• WHAT TO WORK ON:
Every line below must be reproduced exactly. Copy them all.

• DATASET EXTRACT:
%%

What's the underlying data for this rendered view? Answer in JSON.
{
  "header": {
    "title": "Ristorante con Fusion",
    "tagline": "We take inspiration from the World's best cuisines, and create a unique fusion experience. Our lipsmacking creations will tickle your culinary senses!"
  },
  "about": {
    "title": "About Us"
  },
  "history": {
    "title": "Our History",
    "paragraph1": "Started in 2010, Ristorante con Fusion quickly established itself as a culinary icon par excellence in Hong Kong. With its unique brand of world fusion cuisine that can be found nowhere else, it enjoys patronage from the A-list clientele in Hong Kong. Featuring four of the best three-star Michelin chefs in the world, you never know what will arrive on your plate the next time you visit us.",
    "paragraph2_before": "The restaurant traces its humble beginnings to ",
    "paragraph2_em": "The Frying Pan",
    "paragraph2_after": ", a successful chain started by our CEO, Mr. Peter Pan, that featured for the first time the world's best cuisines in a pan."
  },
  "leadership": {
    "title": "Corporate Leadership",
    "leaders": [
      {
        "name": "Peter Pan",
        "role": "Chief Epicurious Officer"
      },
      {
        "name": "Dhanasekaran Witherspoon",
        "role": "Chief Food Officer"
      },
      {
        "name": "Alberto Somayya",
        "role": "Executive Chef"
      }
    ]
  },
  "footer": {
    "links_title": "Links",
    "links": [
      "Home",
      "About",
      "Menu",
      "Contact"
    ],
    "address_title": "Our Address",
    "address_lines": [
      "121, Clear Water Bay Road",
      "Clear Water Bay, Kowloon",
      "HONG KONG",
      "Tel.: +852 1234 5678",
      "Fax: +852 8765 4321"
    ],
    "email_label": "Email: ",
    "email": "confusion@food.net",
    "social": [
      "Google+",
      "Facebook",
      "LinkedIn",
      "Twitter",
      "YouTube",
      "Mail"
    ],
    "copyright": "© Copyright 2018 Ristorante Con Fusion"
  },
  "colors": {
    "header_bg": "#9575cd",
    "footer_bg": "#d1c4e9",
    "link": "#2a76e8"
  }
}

%%

• COMPLETE OUTPUT:
What's the underlying data for this rendered view? Answer in JSON.
{
  "header": {
    "title": "Ristorante con Fusion",
    "tagline": "We take inspiration from the World's best cuisines, and create a unique fusion experience. Our lipsmacking creations will tickle your culinary senses!"
  },
  "about": {
    "title": "About Us"
  },
  "history": {
    "title": "Our History",
    "paragraph1": "Started in 2010, Ristorante con Fusion quickly established itself as a culinary icon par excellence in Hong Kong. With its unique brand of world fusion cuisine that can be found nowhere else, it enjoys patronage from the A-list clientele in Hong Kong. Featuring four of the best three-star Michelin chefs in the world, you never know what will arrive on your plate the next time you visit us.",
    "paragraph2_before": "The restaurant traces its humble beginnings to ",
    "paragraph2_em": "The Frying Pan",
    "paragraph2_after": ", a successful chain started by our CEO, Mr. Peter Pan, that featured for the first time the world's best cuisines in a pan."
  },
  "leadership": {
    "title": "Corporate Leadership",
    "leaders": [
      {
        "name": "Peter Pan",
        "role": "Chief Epicurious Officer"
      },
      {
        "name": "Dhanasekaran Witherspoon",
        "role": "Chief Food Officer"
      },
      {
        "name": "Alberto Somayya",
        "role": "Executive Chef"
      }
    ]
  },
  "footer": {
    "links_title": "Links",
    "links": [
      "Home",
      "About",
      "Menu",
      "Contact"
    ],
    "address_title": "Our Address",
    "address_lines": [
      "121, Clear Water Bay Road",
      "Clear Water Bay, Kowloon",
      "HONG KONG",
      "Tel.: +852 1234 5678",
      "Fax: +852 8765 4321"
    ],
    "email_label": "Email: ",
    "email": "confusion@food.net",
    "social": [
      "Google+",
      "Facebook",
      "LinkedIn",
      "Twitter",
      "YouTube",
      "Mail"
    ],
    "copyright": "© Copyright 2018 Ristorante Con Fusion"
  },
  "colors": {
    "header_bg": "#9575cd",
    "footer_bg": "#d1c4e9",
    "link": "#2a76e8"
  }
}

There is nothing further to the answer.